_GIVEN REQUEST_.
Repeat each line of the material below exactly as it appears, minus any pictures.

Stored dataset items
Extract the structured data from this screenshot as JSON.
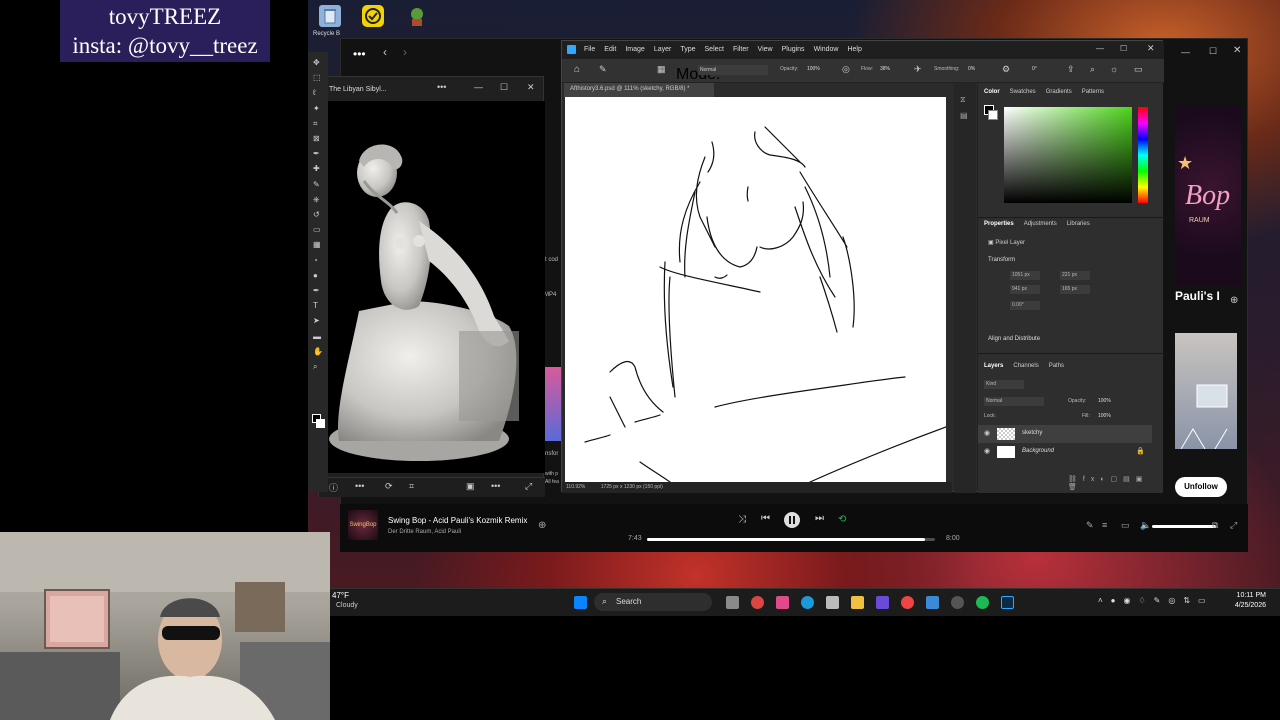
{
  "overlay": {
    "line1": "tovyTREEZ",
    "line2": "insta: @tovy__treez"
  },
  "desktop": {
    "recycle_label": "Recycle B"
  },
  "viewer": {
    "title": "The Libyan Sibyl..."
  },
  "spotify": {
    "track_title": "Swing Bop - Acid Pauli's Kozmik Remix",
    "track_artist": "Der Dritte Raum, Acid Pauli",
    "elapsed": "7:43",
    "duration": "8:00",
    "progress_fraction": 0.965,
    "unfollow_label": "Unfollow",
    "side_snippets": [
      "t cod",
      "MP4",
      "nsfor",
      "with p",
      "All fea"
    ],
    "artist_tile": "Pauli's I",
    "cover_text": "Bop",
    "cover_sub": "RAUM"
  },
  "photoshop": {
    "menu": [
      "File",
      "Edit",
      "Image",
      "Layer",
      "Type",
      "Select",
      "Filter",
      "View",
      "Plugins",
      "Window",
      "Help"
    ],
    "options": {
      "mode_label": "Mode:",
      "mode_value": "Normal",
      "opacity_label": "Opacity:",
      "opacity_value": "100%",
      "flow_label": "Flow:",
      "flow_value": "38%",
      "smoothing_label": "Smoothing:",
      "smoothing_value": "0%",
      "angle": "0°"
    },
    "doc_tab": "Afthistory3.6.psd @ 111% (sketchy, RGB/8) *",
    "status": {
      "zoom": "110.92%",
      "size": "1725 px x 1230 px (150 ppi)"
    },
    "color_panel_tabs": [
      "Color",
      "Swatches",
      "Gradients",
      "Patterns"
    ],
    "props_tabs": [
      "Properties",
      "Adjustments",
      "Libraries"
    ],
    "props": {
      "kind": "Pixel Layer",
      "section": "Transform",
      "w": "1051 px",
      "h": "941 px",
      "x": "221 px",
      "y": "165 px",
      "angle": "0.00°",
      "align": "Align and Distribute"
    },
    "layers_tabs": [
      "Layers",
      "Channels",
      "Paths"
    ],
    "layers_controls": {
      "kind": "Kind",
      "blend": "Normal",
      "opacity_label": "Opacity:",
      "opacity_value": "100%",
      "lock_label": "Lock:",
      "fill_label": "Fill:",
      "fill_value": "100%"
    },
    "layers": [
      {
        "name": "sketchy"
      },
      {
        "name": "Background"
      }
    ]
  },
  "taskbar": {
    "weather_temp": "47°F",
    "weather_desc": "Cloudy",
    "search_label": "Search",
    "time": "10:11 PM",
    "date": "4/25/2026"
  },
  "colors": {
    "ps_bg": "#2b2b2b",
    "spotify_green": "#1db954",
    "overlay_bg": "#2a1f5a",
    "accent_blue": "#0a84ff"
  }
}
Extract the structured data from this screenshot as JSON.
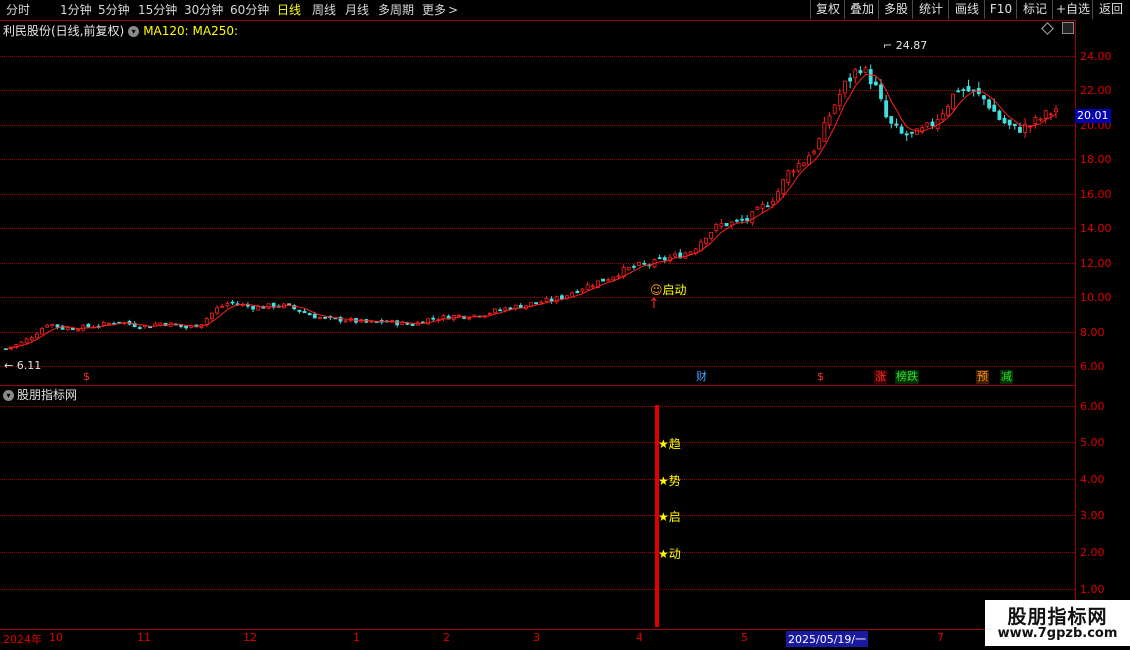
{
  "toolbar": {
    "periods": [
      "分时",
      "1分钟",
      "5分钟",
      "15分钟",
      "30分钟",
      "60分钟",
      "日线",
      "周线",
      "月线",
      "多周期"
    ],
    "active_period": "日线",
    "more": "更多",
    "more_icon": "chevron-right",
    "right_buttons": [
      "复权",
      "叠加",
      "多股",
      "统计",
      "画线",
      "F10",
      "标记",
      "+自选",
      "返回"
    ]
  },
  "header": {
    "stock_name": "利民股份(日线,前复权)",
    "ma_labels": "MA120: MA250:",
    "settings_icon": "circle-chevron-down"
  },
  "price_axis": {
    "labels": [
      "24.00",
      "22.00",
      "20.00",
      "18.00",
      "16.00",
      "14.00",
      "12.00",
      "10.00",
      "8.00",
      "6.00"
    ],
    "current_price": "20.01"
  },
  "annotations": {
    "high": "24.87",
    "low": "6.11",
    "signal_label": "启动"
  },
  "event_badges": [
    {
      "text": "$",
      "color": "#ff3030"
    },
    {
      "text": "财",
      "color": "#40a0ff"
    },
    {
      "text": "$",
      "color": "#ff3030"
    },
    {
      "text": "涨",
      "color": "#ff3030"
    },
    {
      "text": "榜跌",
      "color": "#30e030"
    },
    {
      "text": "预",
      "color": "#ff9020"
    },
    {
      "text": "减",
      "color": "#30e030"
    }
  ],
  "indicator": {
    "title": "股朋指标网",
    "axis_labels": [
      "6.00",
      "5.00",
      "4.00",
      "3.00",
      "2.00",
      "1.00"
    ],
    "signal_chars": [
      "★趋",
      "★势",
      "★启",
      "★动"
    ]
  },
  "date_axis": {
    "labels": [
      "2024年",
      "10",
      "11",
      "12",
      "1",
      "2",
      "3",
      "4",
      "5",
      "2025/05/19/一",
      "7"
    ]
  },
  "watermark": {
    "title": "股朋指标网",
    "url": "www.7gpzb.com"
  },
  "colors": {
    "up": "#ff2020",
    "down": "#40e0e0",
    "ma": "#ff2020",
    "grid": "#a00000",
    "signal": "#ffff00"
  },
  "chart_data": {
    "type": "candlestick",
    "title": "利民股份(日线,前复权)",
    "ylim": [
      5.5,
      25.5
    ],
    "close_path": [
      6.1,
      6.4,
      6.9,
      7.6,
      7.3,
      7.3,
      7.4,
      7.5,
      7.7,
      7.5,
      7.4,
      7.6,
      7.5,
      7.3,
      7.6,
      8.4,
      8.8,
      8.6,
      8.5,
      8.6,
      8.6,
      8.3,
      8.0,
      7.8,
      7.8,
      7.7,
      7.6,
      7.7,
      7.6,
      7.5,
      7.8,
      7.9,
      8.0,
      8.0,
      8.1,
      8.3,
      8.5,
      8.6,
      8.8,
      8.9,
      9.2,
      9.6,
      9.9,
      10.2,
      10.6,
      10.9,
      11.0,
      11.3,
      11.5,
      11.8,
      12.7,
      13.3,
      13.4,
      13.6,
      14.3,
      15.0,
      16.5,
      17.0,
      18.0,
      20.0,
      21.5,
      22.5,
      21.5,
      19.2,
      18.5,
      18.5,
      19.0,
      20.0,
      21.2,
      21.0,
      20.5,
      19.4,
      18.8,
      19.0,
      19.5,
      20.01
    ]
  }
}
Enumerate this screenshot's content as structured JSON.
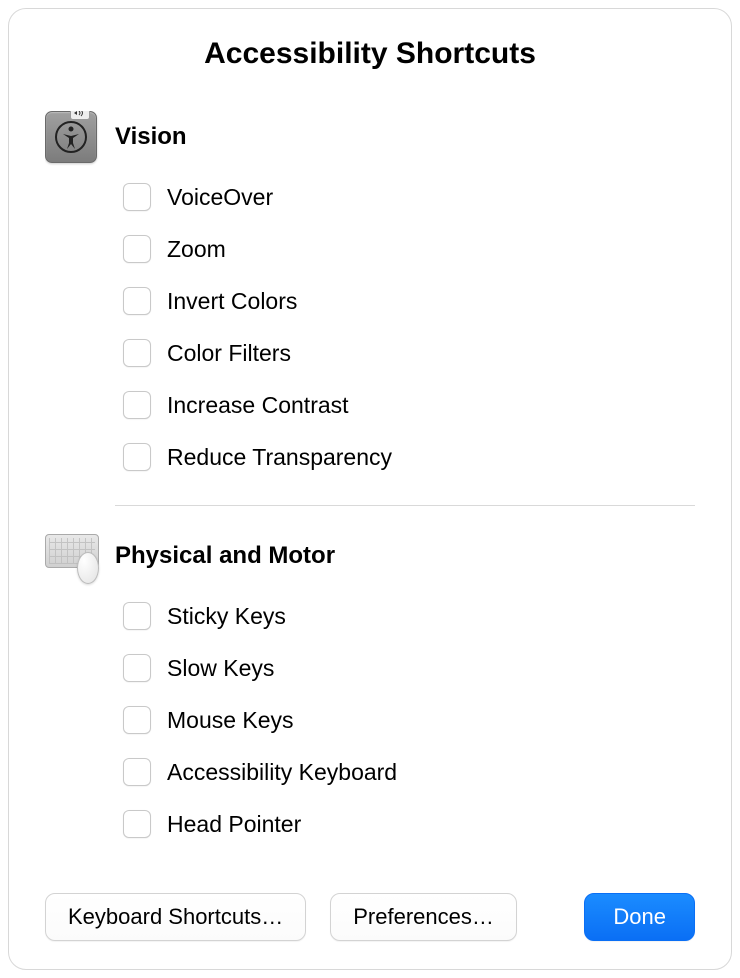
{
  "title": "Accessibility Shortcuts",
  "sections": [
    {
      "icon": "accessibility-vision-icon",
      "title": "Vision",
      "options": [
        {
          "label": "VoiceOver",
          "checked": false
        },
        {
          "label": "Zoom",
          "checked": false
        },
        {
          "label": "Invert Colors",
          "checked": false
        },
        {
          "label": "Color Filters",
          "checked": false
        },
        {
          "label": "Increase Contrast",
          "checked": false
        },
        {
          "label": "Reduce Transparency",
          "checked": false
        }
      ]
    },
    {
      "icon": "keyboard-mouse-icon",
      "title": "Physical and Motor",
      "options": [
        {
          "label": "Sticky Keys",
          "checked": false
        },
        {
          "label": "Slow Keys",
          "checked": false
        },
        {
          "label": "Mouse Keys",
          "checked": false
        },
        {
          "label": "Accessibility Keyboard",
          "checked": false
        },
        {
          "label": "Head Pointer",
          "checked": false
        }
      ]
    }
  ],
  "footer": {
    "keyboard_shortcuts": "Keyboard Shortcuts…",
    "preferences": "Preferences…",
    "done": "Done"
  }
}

_RESULT BELOW_.
Extract the structured data from this screenshot as JSON.
{
  "overlay": {
    "line1": "tovyTREEZ",
    "line2": "insta: @tovy__treez"
  },
  "desktop": {
    "recycle_label": "Recycle B"
  },
  "viewer": {
    "title": "The Libyan Sibyl..."
  },
  "spotify": {
    "track_title": "Swing Bop - Acid Pauli's Kozmik Remix",
    "track_artist": "Der Dritte Raum, Acid Pauli",
    "elapsed": "7:43",
    "duration": "8:00",
    "progress_fraction": 0.965,
    "unfollow_label": "Unfollow",
    "side_snippets": [
      "t cod",
      "MP4",
      "nsfor",
      "with p",
      "All fea"
    ],
    "artist_tile": "Pauli's I",
    "cover_text": "Bop",
    "cover_sub": "RAUM"
  },
  "photoshop": {
    "menu": [
      "File",
      "Edit",
      "Image",
      "Layer",
      "Type",
      "Select",
      "Filter",
      "View",
      "Plugins",
      "Window",
      "Help"
    ],
    "options": {
      "mode_label": "Mode:",
      "mode_value": "Normal",
      "opacity_label": "Opacity:",
      "opacity_value": "100%",
      "flow_label": "Flow:",
      "flow_value": "38%",
      "smoothing_label": "Smoothing:",
      "smoothing_value": "0%",
      "angle": "0°"
    },
    "doc_tab": "Afthistory3.6.psd @ 111% (sketchy, RGB/8) *",
    "status": {
      "zoom": "110.92%",
      "size": "1725 px x 1230 px (150 ppi)"
    },
    "color_panel_tabs": [
      "Color",
      "Swatches",
      "Gradients",
      "Patterns"
    ],
    "props_tabs": [
      "Properties",
      "Adjustments",
      "Libraries"
    ],
    "props": {
      "kind": "Pixel Layer",
      "section": "Transform",
      "w": "1051 px",
      "h": "941 px",
      "x": "221 px",
      "y": "165 px",
      "angle": "0.00°",
      "align": "Align and Distribute"
    },
    "layers_tabs": [
      "Layers",
      "Channels",
      "Paths"
    ],
    "layers_controls": {
      "kind": "Kind",
      "blend": "Normal",
      "opacity_label": "Opacity:",
      "opacity_value": "100%",
      "lock_label": "Lock:",
      "fill_label": "Fill:",
      "fill_value": "100%"
    },
    "layers": [
      {
        "name": "sketchy"
      },
      {
        "name": "Background"
      }
    ]
  },
  "taskbar": {
    "weather_temp": "47°F",
    "weather_desc": "Cloudy",
    "search_label": "Search",
    "time": "10:11 PM",
    "date": "4/25/2026"
  },
  "colors": {
    "ps_bg": "#2b2b2b",
    "spotify_green": "#1db954",
    "overlay_bg": "#2a1f5a",
    "accent_blue": "#0a84ff"
  }
}
Extract the structured data from this screenshot as JSON.
{
  "toolbar": {
    "periods": [
      "分时",
      "1分钟",
      "5分钟",
      "15分钟",
      "30分钟",
      "60分钟",
      "日线",
      "周线",
      "月线",
      "多周期"
    ],
    "active_period": "日线",
    "more": "更多",
    "more_icon": "chevron-right",
    "right_buttons": [
      "复权",
      "叠加",
      "多股",
      "统计",
      "画线",
      "F10",
      "标记",
      "+自选",
      "返回"
    ]
  },
  "header": {
    "stock_name": "利民股份(日线,前复权)",
    "ma_labels": "MA120: MA250:",
    "settings_icon": "circle-chevron-down"
  },
  "price_axis": {
    "labels": [
      "24.00",
      "22.00",
      "20.00",
      "18.00",
      "16.00",
      "14.00",
      "12.00",
      "10.00",
      "8.00",
      "6.00"
    ],
    "current_price": "20.01"
  },
  "annotations": {
    "high": "24.87",
    "low": "6.11",
    "signal_label": "启动"
  },
  "event_badges": [
    {
      "text": "$",
      "color": "#ff3030"
    },
    {
      "text": "财",
      "color": "#40a0ff"
    },
    {
      "text": "$",
      "color": "#ff3030"
    },
    {
      "text": "涨",
      "color": "#ff3030"
    },
    {
      "text": "榜跌",
      "color": "#30e030"
    },
    {
      "text": "预",
      "color": "#ff9020"
    },
    {
      "text": "减",
      "color": "#30e030"
    }
  ],
  "indicator": {
    "title": "股朋指标网",
    "axis_labels": [
      "6.00",
      "5.00",
      "4.00",
      "3.00",
      "2.00",
      "1.00"
    ],
    "signal_chars": [
      "★趋",
      "★势",
      "★启",
      "★动"
    ]
  },
  "date_axis": {
    "labels": [
      "2024年",
      "10",
      "11",
      "12",
      "1",
      "2",
      "3",
      "4",
      "5",
      "2025/05/19/一",
      "7"
    ]
  },
  "watermark": {
    "title": "股朋指标网",
    "url": "www.7gpzb.com"
  },
  "colors": {
    "up": "#ff2020",
    "down": "#40e0e0",
    "ma": "#ff2020",
    "grid": "#a00000",
    "signal": "#ffff00"
  },
  "chart_data": {
    "type": "candlestick",
    "title": "利民股份(日线,前复权)",
    "ylim": [
      5.5,
      25.5
    ],
    "close_path": [
      6.1,
      6.4,
      6.9,
      7.6,
      7.3,
      7.3,
      7.4,
      7.5,
      7.7,
      7.5,
      7.4,
      7.6,
      7.5,
      7.3,
      7.6,
      8.4,
      8.8,
      8.6,
      8.5,
      8.6,
      8.6,
      8.3,
      8.0,
      7.8,
      7.8,
      7.7,
      7.6,
      7.7,
      7.6,
      7.5,
      7.8,
      7.9,
      8.0,
      8.0,
      8.1,
      8.3,
      8.5,
      8.6,
      8.8,
      8.9,
      9.2,
      9.6,
      9.9,
      10.2,
      10.6,
      10.9,
      11.0,
      11.3,
      11.5,
      11.8,
      12.7,
      13.3,
      13.4,
      13.6,
      14.3,
      15.0,
      16.5,
      17.0,
      18.0,
      20.0,
      21.5,
      22.5,
      21.5,
      19.2,
      18.5,
      18.5,
      19.0,
      20.0,
      21.2,
      21.0,
      20.5,
      19.4,
      18.8,
      19.0,
      19.5,
      20.01
    ]
  }
}
Enumerate this screenshot's content as structured JSON.
{
  "title": "Accessibility Shortcuts",
  "sections": [
    {
      "icon": "accessibility-vision-icon",
      "title": "Vision",
      "options": [
        {
          "label": "VoiceOver",
          "checked": false
        },
        {
          "label": "Zoom",
          "checked": false
        },
        {
          "label": "Invert Colors",
          "checked": false
        },
        {
          "label": "Color Filters",
          "checked": false
        },
        {
          "label": "Increase Contrast",
          "checked": false
        },
        {
          "label": "Reduce Transparency",
          "checked": false
        }
      ]
    },
    {
      "icon": "keyboard-mouse-icon",
      "title": "Physical and Motor",
      "options": [
        {
          "label": "Sticky Keys",
          "checked": false
        },
        {
          "label": "Slow Keys",
          "checked": false
        },
        {
          "label": "Mouse Keys",
          "checked": false
        },
        {
          "label": "Accessibility Keyboard",
          "checked": false
        },
        {
          "label": "Head Pointer",
          "checked": false
        }
      ]
    }
  ],
  "footer": {
    "keyboard_shortcuts": "Keyboard Shortcuts…",
    "preferences": "Preferences…",
    "done": "Done"
  }
}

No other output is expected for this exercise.